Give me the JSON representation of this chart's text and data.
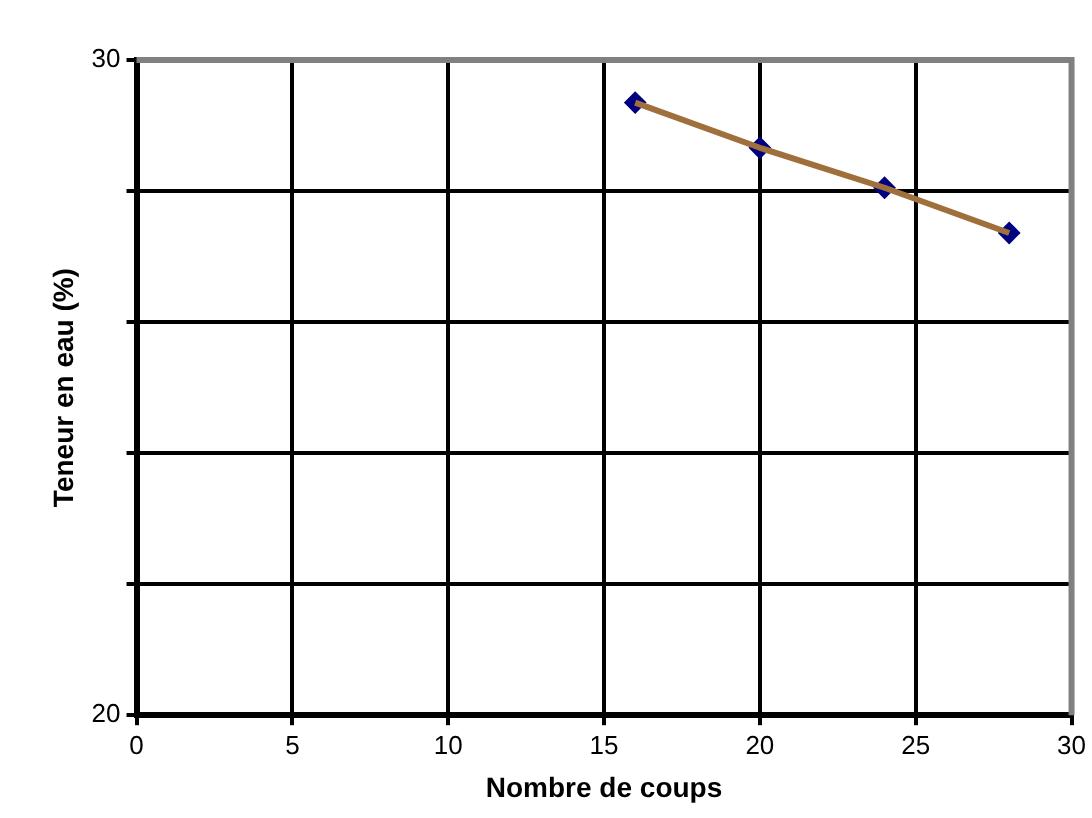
{
  "chart_data": {
    "type": "scatter",
    "xlabel": "Nombre de coups",
    "ylabel": "Teneur en eau (%)",
    "xlim": [
      0,
      30
    ],
    "xticks": [
      0,
      5,
      10,
      15,
      20,
      25,
      30
    ],
    "ylim": [
      20,
      30
    ],
    "yticks": [
      20,
      {
        "value": 22,
        "label": null
      },
      {
        "value": 24,
        "label": null
      },
      {
        "value": 26,
        "label": null
      },
      {
        "value": 28,
        "label": null
      },
      30
    ],
    "grid": true,
    "legend": false,
    "series": [
      {
        "type": "line",
        "color": "#a0703c",
        "marker": "none",
        "x": [
          16,
          20,
          24,
          28
        ],
        "values": [
          29.35,
          28.66,
          28.05,
          27.36
        ]
      },
      {
        "type": "scatter",
        "color": "#000080",
        "marker": "diamond",
        "x": [
          16,
          20,
          24,
          28
        ],
        "values": [
          29.35,
          28.66,
          28.05,
          27.36
        ]
      }
    ]
  }
}
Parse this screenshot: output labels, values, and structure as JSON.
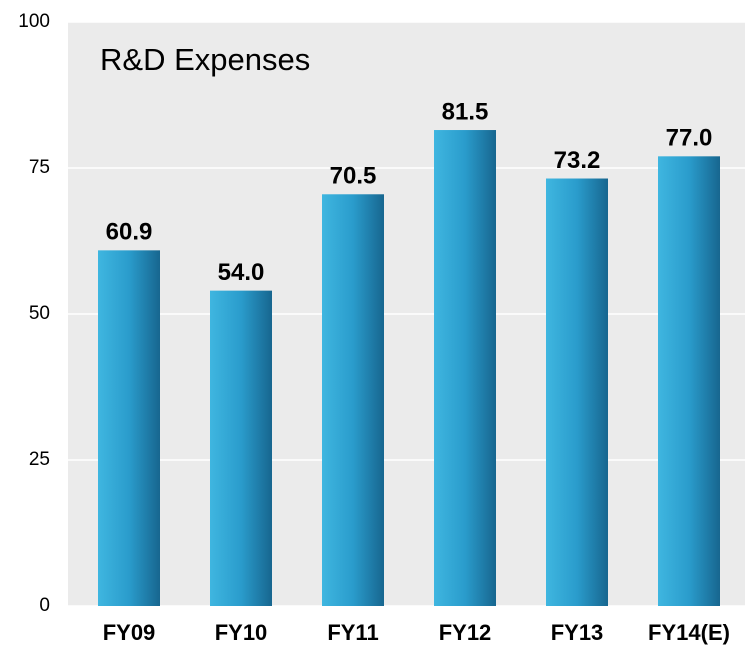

__Requirements__: Nothing but the pictures may be dropped; output the records above exactly.

__Reply to the exercise__:
Give me the JSON representation of this chart's text and data.
{
  "chart_data": {
    "type": "scatter",
    "xlabel": "Nombre de coups",
    "ylabel": "Teneur en eau (%)",
    "xlim": [
      0,
      30
    ],
    "xticks": [
      0,
      5,
      10,
      15,
      20,
      25,
      30
    ],
    "ylim": [
      20,
      30
    ],
    "yticks": [
      20,
      {
        "value": 22,
        "label": null
      },
      {
        "value": 24,
        "label": null
      },
      {
        "value": 26,
        "label": null
      },
      {
        "value": 28,
        "label": null
      },
      30
    ],
    "grid": true,
    "legend": false,
    "series": [
      {
        "type": "line",
        "color": "#a0703c",
        "marker": "none",
        "x": [
          16,
          20,
          24,
          28
        ],
        "values": [
          29.35,
          28.66,
          28.05,
          27.36
        ]
      },
      {
        "type": "scatter",
        "color": "#000080",
        "marker": "diamond",
        "x": [
          16,
          20,
          24,
          28
        ],
        "values": [
          29.35,
          28.66,
          28.05,
          27.36
        ]
      }
    ]
  }
}
Parse this screenshot: output labels, values, and structure as JSON.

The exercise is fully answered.